Data entries
** BEGIN **

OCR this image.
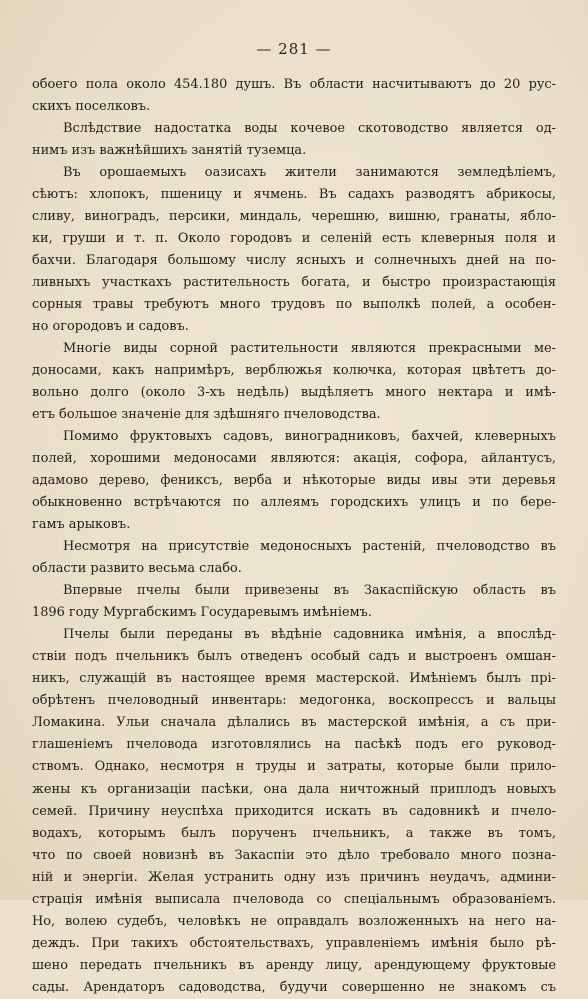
— 281 —
обоего пола около 454.180 душъ. Въ области насчитываютъ до 20 рус-
скихъ поселковъ.
Вслѣдствие надостатка воды кочевое скотоводство является од-
нимъ изъ важнѣйшихъ занятій туземца.
Въ орошаемыхъ оазисахъ жители занимаются земледѣліемъ,
сѣютъ: хлопокъ, пшеницу и ячмень. Въ садахъ разводятъ абрикосы,
сливу, виноградъ, персики, миндаль, черешню, вишню, гранаты, ябло-
ки, груши и т. п. Около городовъ и селеній есть клеверныя поля и
бахчи. Благодаря большому числу ясныхъ и солнечныхъ дней на по-
ливныхъ участкахъ растительность богата, и быстро произрастающія
сорныя травы требуютъ много трудовъ по выполкѣ полей, а особен-
но огородовъ и садовъ.
Многіе виды сорной растительности являются прекрасными ме-
доносами, какъ напримѣръ, верблюжья колючка, которая цвѣтетъ до-
вольно долго (около 3-хъ недѣль) выдѣляетъ много нектара и имѣ-
етъ большое значеніе для здѣшняго пчеловодства.
Помимо фруктовыхъ садовъ, виноградниковъ, бахчей, клеверныхъ
полей, хорошими медоносами являются: акація, софора, айлантусъ,
адамово дерево, фениксъ, верба и нѣкоторые виды ивы эти деревья
обыкновенно встрѣчаются по аллеямъ городскихъ улицъ и по бере-
гамъ арыковъ.
Несмотря на присутствіе медоносныхъ растеній, пчеловодство въ
области развито весьма слабо.
Впервые пчелы были привезены въ Закаспійскую область въ
1896 году Мургабскимъ Государевымъ имѣніемъ.
Пчелы были переданы въ вѣдѣніе садовника имѣнія, а впослѣд-
ствіи подъ пчельникъ былъ отведенъ особый садъ и выстроенъ омшан-
никъ, служащій въ настоящее время мастерской. Имѣніемъ былъ прі-
обрѣтенъ пчеловодный инвентарь: медогонка, воскопрессъ и вальцы
Ломакина. Ульи сначала дѣлались въ мастерской имѣнія, а съ при-
глашеніемъ пчеловода изготовлялись на пасѣкѣ подъ его руковод-
ствомъ. Однако, несмотря н труды и затраты, которые были прило-
жены къ организаціи пасѣки, она дала ничтожный приплодъ новыхъ
семей. Причину неуспѣха приходится искать въ садовникѣ и пчело-
водахъ, которымъ былъ порученъ пчельникъ, а также въ томъ,
что по своей новизнѣ въ Закаспіи это дѣло требовало много позна-
ній и энергіи. Желая устранить одну изъ причинъ неудачъ, админи-
страція имѣнія выписала пчеловода со спеціальнымъ образованіемъ.
Но, волею судебъ, человѣкъ не оправдалъ возложенныхъ на него на-
деждъ. При такихъ обстоятельствахъ, управленіемъ имѣнія было рѣ-
шено передать пчельникъ въ аренду лицу, арендующему фруктовые
сады. Арендаторъ садоводства, будучи совершенно не знакомъ съ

** END **

Copy the data exactly. Any picture it contains is to be omitted.

OCR this image.
— 281 —
обоего пола около 454.180 душъ. Въ области насчитываютъ до 20 рус-
скихъ поселковъ.
Вслѣдствие надостатка воды кочевое скотоводство является од-
нимъ изъ важнѣйшихъ занятій туземца.
Въ орошаемыхъ оазисахъ жители занимаются земледѣліемъ,
сѣютъ: хлопокъ, пшеницу и ячмень. Въ садахъ разводятъ абрикосы,
сливу, виноградъ, персики, миндаль, черешню, вишню, гранаты, ябло-
ки, груши и т. п. Около городовъ и селеній есть клеверныя поля и
бахчи. Благодаря большому числу ясныхъ и солнечныхъ дней на по-
ливныхъ участкахъ растительность богата, и быстро произрастающія
сорныя травы требуютъ много трудовъ по выполкѣ полей, а особен-
но огородовъ и садовъ.
Многіе виды сорной растительности являются прекрасными ме-
доносами, какъ напримѣръ, верблюжья колючка, которая цвѣтетъ до-
вольно долго (около 3-хъ недѣль) выдѣляетъ много нектара и имѣ-
етъ большое значеніе для здѣшняго пчеловодства.
Помимо фруктовыхъ садовъ, виноградниковъ, бахчей, клеверныхъ
полей, хорошими медоносами являются: акація, софора, айлантусъ,
адамово дерево, фениксъ, верба и нѣкоторые виды ивы эти деревья
обыкновенно встрѣчаются по аллеямъ городскихъ улицъ и по бере-
гамъ арыковъ.
Несмотря на присутствіе медоносныхъ растеній, пчеловодство въ
области развито весьма слабо.
Впервые пчелы были привезены въ Закаспійскую область въ
1896 году Мургабскимъ Государевымъ имѣніемъ.
Пчелы были переданы въ вѣдѣніе садовника имѣнія, а впослѣд-
ствіи подъ пчельникъ былъ отведенъ особый садъ и выстроенъ омшан-
никъ, служащій въ настоящее время мастерской. Имѣніемъ былъ прі-
обрѣтенъ пчеловодный инвентарь: медогонка, воскопрессъ и вальцы
Ломакина. Ульи сначала дѣлались въ мастерской имѣнія, а съ при-
глашеніемъ пчеловода изготовлялись на пасѣкѣ подъ его руковод-
ствомъ. Однако, несмотря н труды и затраты, которые были прило-
жены къ организаціи пасѣки, она дала ничтожный приплодъ новыхъ
семей. Причину неуспѣха приходится искать въ садовникѣ и пчело-
водахъ, которымъ былъ порученъ пчельникъ, а также въ томъ,
что по своей новизнѣ въ Закаспіи это дѣло требовало много позна-
ній и энергіи. Желая устранить одну изъ причинъ неудачъ, админи-
страція имѣнія выписала пчеловода со спеціальнымъ образованіемъ.
Но, волею судебъ, человѣкъ не оправдалъ возложенныхъ на него на-
деждъ. При такихъ обстоятельствахъ, управленіемъ имѣнія было рѣ-
шено передать пчельникъ въ аренду лицу, арендующему фруктовые
сады. Арендаторъ садоводства, будучи совершенно не знакомъ съ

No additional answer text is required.